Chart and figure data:
* START *

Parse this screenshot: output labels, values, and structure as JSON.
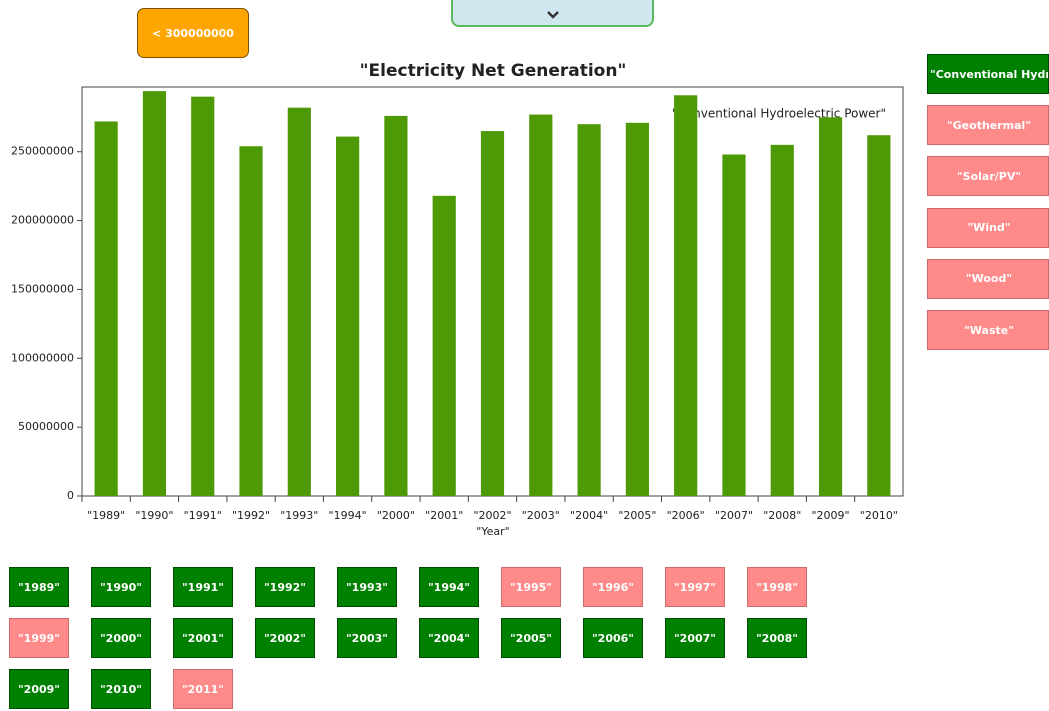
{
  "chart_data": {
    "type": "bar",
    "title": "\"Electricity Net Generation\"",
    "x_label": "\"Year\"",
    "legend_label": "\"Conventional Hydroelectric Power\"",
    "categories": [
      "\"1989\"",
      "\"1990\"",
      "\"1991\"",
      "\"1992\"",
      "\"1993\"",
      "\"1994\"",
      "\"2000\"",
      "\"2001\"",
      "\"2002\"",
      "\"2003\"",
      "\"2004\"",
      "\"2005\"",
      "\"2006\"",
      "\"2007\"",
      "\"2008\"",
      "\"2009\"",
      "\"2010\""
    ],
    "values": [
      272000000,
      294000000,
      290000000,
      254000000,
      282000000,
      261000000,
      276000000,
      218000000,
      265000000,
      277000000,
      270000000,
      271000000,
      291000000,
      248000000,
      255000000,
      275000000,
      262000000
    ],
    "color": "#4e9a06",
    "ylim": [
      0,
      297000000
    ],
    "yticks": [
      0,
      50000000,
      100000000,
      150000000,
      200000000,
      250000000
    ]
  },
  "filter_button": "< 300000000",
  "source_buttons": [
    {
      "label": "\"Conventional Hydroelectric Power\"",
      "selected": true
    },
    {
      "label": "\"Geothermal\"",
      "selected": false
    },
    {
      "label": "\"Solar/PV\"",
      "selected": false
    },
    {
      "label": "\"Wind\"",
      "selected": false
    },
    {
      "label": "\"Wood\"",
      "selected": false
    },
    {
      "label": "\"Waste\"",
      "selected": false
    }
  ],
  "year_buttons": [
    {
      "label": "\"1989\"",
      "selected": true
    },
    {
      "label": "\"1990\"",
      "selected": true
    },
    {
      "label": "\"1991\"",
      "selected": true
    },
    {
      "label": "\"1992\"",
      "selected": true
    },
    {
      "label": "\"1993\"",
      "selected": true
    },
    {
      "label": "\"1994\"",
      "selected": true
    },
    {
      "label": "\"1995\"",
      "selected": false
    },
    {
      "label": "\"1996\"",
      "selected": false
    },
    {
      "label": "\"1997\"",
      "selected": false
    },
    {
      "label": "\"1998\"",
      "selected": false
    },
    {
      "label": "\"1999\"",
      "selected": false
    },
    {
      "label": "\"2000\"",
      "selected": true
    },
    {
      "label": "\"2001\"",
      "selected": true
    },
    {
      "label": "\"2002\"",
      "selected": true
    },
    {
      "label": "\"2003\"",
      "selected": true
    },
    {
      "label": "\"2004\"",
      "selected": true
    },
    {
      "label": "\"2005\"",
      "selected": true
    },
    {
      "label": "\"2006\"",
      "selected": true
    },
    {
      "label": "\"2007\"",
      "selected": true
    },
    {
      "label": "\"2008\"",
      "selected": true
    },
    {
      "label": "\"2009\"",
      "selected": true
    },
    {
      "label": "\"2010\"",
      "selected": true
    },
    {
      "label": "\"2011\"",
      "selected": false
    }
  ]
}
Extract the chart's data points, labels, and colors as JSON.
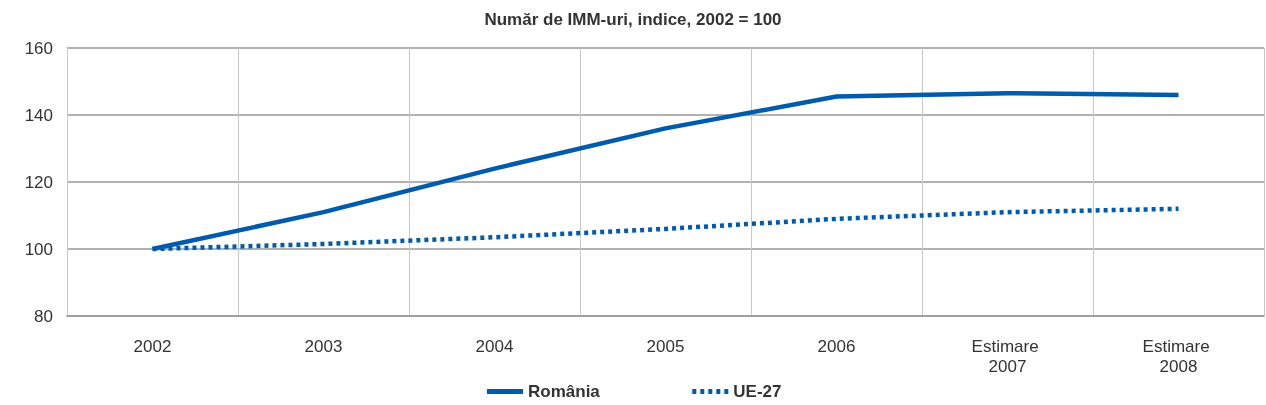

* END *

:: What is asked ::
In the records above, find the lines containing "JSON" and copy them.

:: Output for this exercise ::
Parse this screenshot: output labels, values, and structure as JSON.
Extract the chart's data points, labels, and colors as JSON.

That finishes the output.